>>>>>
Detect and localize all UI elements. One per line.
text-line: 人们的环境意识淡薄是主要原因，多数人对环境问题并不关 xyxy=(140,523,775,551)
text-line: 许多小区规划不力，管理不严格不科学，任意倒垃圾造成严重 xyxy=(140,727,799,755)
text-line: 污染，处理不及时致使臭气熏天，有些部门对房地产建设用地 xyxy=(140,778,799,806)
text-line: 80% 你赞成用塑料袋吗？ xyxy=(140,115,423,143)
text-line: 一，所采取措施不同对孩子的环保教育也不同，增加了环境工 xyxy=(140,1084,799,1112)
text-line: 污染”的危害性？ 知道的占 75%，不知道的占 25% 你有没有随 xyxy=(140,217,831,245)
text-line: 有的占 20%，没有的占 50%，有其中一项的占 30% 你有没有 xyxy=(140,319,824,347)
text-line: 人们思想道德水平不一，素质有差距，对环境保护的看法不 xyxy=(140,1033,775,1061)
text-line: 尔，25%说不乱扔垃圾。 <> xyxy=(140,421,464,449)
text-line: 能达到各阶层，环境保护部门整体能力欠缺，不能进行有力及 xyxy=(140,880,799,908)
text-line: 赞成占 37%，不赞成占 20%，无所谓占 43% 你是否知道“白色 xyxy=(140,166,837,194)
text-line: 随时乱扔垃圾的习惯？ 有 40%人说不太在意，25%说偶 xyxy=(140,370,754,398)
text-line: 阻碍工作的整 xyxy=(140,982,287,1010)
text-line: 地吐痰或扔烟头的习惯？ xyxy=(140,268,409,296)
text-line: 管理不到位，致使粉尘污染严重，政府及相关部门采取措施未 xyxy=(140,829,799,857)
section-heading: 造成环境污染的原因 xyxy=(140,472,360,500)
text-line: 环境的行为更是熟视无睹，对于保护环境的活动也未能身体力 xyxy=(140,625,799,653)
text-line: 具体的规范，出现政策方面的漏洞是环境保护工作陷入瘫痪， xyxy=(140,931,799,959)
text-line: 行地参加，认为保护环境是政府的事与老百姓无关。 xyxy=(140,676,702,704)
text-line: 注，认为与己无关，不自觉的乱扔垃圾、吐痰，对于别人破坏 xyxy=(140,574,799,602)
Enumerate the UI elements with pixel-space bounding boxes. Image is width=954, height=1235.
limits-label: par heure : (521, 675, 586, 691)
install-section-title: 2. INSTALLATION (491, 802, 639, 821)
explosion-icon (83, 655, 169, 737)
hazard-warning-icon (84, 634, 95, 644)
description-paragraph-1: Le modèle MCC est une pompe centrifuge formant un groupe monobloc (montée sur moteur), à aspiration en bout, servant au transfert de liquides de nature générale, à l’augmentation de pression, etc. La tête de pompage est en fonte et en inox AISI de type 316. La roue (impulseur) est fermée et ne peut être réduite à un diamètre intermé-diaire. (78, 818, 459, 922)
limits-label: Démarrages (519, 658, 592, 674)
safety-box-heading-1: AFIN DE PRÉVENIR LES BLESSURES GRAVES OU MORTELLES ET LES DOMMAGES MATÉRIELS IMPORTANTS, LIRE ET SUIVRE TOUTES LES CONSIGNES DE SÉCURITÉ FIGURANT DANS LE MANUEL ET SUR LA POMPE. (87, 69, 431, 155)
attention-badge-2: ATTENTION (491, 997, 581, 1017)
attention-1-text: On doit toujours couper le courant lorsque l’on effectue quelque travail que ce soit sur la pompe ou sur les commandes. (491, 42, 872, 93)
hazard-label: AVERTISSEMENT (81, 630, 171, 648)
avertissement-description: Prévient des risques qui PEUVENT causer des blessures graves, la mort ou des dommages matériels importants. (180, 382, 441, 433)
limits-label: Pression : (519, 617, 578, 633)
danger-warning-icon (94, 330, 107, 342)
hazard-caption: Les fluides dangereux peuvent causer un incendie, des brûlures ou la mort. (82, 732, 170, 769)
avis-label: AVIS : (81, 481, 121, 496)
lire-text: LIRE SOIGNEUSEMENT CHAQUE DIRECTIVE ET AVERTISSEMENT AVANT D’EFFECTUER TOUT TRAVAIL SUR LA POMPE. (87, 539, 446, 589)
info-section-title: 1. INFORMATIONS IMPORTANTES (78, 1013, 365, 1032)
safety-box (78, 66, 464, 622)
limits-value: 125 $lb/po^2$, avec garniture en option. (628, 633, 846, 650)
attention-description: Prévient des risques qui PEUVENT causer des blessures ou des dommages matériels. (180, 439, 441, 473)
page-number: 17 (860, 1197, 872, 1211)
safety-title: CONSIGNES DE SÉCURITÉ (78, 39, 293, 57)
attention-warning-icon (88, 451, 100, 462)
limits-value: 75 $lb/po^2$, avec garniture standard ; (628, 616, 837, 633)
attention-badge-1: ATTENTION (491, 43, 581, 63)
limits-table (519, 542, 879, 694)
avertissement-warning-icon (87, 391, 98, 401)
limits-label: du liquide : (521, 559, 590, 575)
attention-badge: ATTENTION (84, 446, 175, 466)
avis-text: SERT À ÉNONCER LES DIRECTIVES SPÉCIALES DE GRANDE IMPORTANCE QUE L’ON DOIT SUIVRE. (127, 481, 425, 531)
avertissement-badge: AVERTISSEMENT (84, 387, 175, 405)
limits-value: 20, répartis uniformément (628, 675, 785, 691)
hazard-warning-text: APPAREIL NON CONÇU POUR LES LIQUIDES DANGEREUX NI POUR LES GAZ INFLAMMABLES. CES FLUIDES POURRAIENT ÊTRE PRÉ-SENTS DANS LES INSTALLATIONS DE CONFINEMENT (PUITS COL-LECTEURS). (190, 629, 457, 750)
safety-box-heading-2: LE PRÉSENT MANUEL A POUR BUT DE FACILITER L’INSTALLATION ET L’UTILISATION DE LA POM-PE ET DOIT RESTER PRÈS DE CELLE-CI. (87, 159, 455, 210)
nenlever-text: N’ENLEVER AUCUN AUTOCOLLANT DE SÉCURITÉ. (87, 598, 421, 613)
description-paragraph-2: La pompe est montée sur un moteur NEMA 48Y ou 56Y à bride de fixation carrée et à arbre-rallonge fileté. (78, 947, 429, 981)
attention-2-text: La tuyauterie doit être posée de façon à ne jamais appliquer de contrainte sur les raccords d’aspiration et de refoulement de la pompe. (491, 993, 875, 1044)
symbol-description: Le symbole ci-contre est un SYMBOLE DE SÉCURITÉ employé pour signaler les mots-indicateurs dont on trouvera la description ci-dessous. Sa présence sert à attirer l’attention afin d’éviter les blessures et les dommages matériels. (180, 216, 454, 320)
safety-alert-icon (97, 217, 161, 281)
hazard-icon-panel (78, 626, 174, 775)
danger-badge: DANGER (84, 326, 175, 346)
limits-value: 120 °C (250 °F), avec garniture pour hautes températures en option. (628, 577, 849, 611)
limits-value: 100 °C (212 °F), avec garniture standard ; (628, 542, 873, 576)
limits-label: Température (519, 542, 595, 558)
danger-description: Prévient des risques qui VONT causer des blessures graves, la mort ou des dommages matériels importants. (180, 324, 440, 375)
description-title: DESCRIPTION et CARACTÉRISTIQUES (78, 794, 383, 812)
<<<<<
TASK REQUIREMENTS: Can you reproduce all of the records above line for line, without changing a single character?

SOLUTION FOR THIS PROBLEM:
Detect and localize all UI elements. One per line.
text-line: 人们的环境意识淡薄是主要原因，多数人对环境问题并不关 xyxy=(140,523,775,551)
text-line: 许多小区规划不力，管理不严格不科学，任意倒垃圾造成严重 xyxy=(140,727,799,755)
text-line: 污染，处理不及时致使臭气熏天，有些部门对房地产建设用地 xyxy=(140,778,799,806)
text-line: 80% 你赞成用塑料袋吗？ xyxy=(140,115,423,143)
text-line: 一，所采取措施不同对孩子的环保教育也不同，增加了环境工 xyxy=(140,1084,799,1112)
text-line: 污染”的危害性？ 知道的占 75%，不知道的占 25% 你有没有随 xyxy=(140,217,831,245)
text-line: 有的占 20%，没有的占 50%，有其中一项的占 30% 你有没有 xyxy=(140,319,824,347)
text-line: 人们思想道德水平不一，素质有差距，对环境保护的看法不 xyxy=(140,1033,775,1061)
text-line: 尔，25%说不乱扔垃圾。 <> xyxy=(140,421,464,449)
text-line: 能达到各阶层，环境保护部门整体能力欠缺，不能进行有力及 xyxy=(140,880,799,908)
text-line: 赞成占 37%，不赞成占 20%，无所谓占 43% 你是否知道“白色 xyxy=(140,166,837,194)
text-line: 随时乱扔垃圾的习惯？ 有 40%人说不太在意，25%说偶 xyxy=(140,370,754,398)
text-line: 阻碍工作的整 xyxy=(140,982,287,1010)
text-line: 地吐痰或扔烟头的习惯？ xyxy=(140,268,409,296)
text-line: 管理不到位，致使粉尘污染严重，政府及相关部门采取措施未 xyxy=(140,829,799,857)
section-heading: 造成环境污染的原因 xyxy=(140,472,360,500)
text-line: 环境的行为更是熟视无睹，对于保护环境的活动也未能身体力 xyxy=(140,625,799,653)
text-line: 具体的规范，出现政策方面的漏洞是环境保护工作陷入瘫痪， xyxy=(140,931,799,959)
text-line: 行地参加，认为保护环境是政府的事与老百姓无关。 xyxy=(140,676,702,704)
text-line: 注，认为与己无关，不自觉的乱扔垃圾、吐痰，对于别人破坏 xyxy=(140,574,799,602)
Enumerate the UI elements with pixel-space bounding boxes. Image is width=954, height=1235.
limits-label: par heure : (521, 675, 586, 691)
install-section-title: 2. INSTALLATION (491, 802, 639, 821)
explosion-icon (83, 655, 169, 737)
hazard-warning-icon (84, 634, 95, 644)
description-paragraph-1: Le modèle MCC est une pompe centrifuge formant un groupe monobloc (montée sur moteur), à aspiration en bout, servant au transfert de liquides de nature générale, à l’augmentation de pression, etc. La tête de pompage est en fonte et en inox AISI de type 316. La roue (impulseur) est fermée et ne peut être réduite à un diamètre intermé-diaire. (78, 818, 459, 922)
limits-label: Démarrages (519, 658, 592, 674)
safety-box-heading-1: AFIN DE PRÉVENIR LES BLESSURES GRAVES OU MORTELLES ET LES DOMMAGES MATÉRIELS IMPORTANTS, LIRE ET SUIVRE TOUTES LES CONSIGNES DE SÉCURITÉ FIGURANT DANS LE MANUEL ET SUR LA POMPE. (87, 69, 431, 155)
attention-badge-2: ATTENTION (491, 997, 581, 1017)
attention-1-text: On doit toujours couper le courant lorsque l’on effectue quelque travail que ce soit sur la pompe ou sur les commandes. (491, 42, 872, 93)
hazard-label: AVERTISSEMENT (81, 630, 171, 648)
avertissement-description: Prévient des risques qui PEUVENT causer des blessures graves, la mort ou des dommages matériels importants. (180, 382, 441, 433)
limits-label: Pression : (519, 617, 578, 633)
danger-warning-icon (94, 330, 107, 342)
hazard-caption: Les fluides dangereux peuvent causer un incendie, des brûlures ou la mort. (82, 732, 170, 769)
avis-label: AVIS : (81, 481, 121, 496)
lire-text: LIRE SOIGNEUSEMENT CHAQUE DIRECTIVE ET AVERTISSEMENT AVANT D’EFFECTUER TOUT TRAVAIL SUR LA POMPE. (87, 539, 446, 589)
info-section-title: 1. INFORMATIONS IMPORTANTES (78, 1013, 365, 1032)
safety-box (78, 66, 464, 622)
limits-value: 125 $lb/po^2$, avec garniture en option. (628, 633, 846, 650)
attention-description: Prévient des risques qui PEUVENT causer des blessures ou des dommages matériels. (180, 439, 441, 473)
page-number: 17 (860, 1197, 872, 1211)
safety-title: CONSIGNES DE SÉCURITÉ (78, 39, 293, 57)
attention-warning-icon (88, 451, 100, 462)
limits-value: 75 $lb/po^2$, avec garniture standard ; (628, 616, 837, 633)
attention-badge-1: ATTENTION (491, 43, 581, 63)
limits-table (519, 542, 879, 694)
avertissement-warning-icon (87, 391, 98, 401)
limits-label: du liquide : (521, 559, 590, 575)
attention-badge: ATTENTION (84, 446, 175, 466)
avis-text: SERT À ÉNONCER LES DIRECTIVES SPÉCIALES DE GRANDE IMPORTANCE QUE L’ON DOIT SUIVRE. (127, 481, 425, 531)
avertissement-badge: AVERTISSEMENT (84, 387, 175, 405)
limits-value: 20, répartis uniformément (628, 675, 785, 691)
hazard-warning-text: APPAREIL NON CONÇU POUR LES LIQUIDES DANGEREUX NI POUR LES GAZ INFLAMMABLES. CES FLUIDES POURRAIENT ÊTRE PRÉ-SENTS DANS LES INSTALLATIONS DE CONFINEMENT (PUITS COL-LECTEURS). (190, 629, 457, 750)
safety-box-heading-2: LE PRÉSENT MANUEL A POUR BUT DE FACILITER L’INSTALLATION ET L’UTILISATION DE LA POM-PE ET DOIT RESTER PRÈS DE CELLE-CI. (87, 159, 455, 210)
nenlever-text: N’ENLEVER AUCUN AUTOCOLLANT DE SÉCURITÉ. (87, 598, 421, 613)
description-paragraph-2: La pompe est montée sur un moteur NEMA 48Y ou 56Y à bride de fixation carrée et à arbre-rallonge fileté. (78, 947, 429, 981)
attention-2-text: La tuyauterie doit être posée de façon à ne jamais appliquer de contrainte sur les raccords d’aspiration et de refoulement de la pompe. (491, 993, 875, 1044)
symbol-description: Le symbole ci-contre est un SYMBOLE DE SÉCURITÉ employé pour signaler les mots-indicateurs dont on trouvera la description ci-dessous. Sa présence sert à attirer l’attention afin d’éviter les blessures et les dommages matériels. (180, 216, 454, 320)
safety-alert-icon (97, 217, 161, 281)
hazard-icon-panel (78, 626, 174, 775)
danger-badge: DANGER (84, 326, 175, 346)
limits-value: 120 °C (250 °F), avec garniture pour hautes températures en option. (628, 577, 849, 611)
limits-value: 100 °C (212 °F), avec garniture standard ; (628, 542, 873, 576)
limits-label: Température (519, 542, 595, 558)
danger-description: Prévient des risques qui VONT causer des blessures graves, la mort ou des dommages matériels importants. (180, 324, 440, 375)
description-title: DESCRIPTION et CARACTÉRISTIQUES (78, 794, 383, 812)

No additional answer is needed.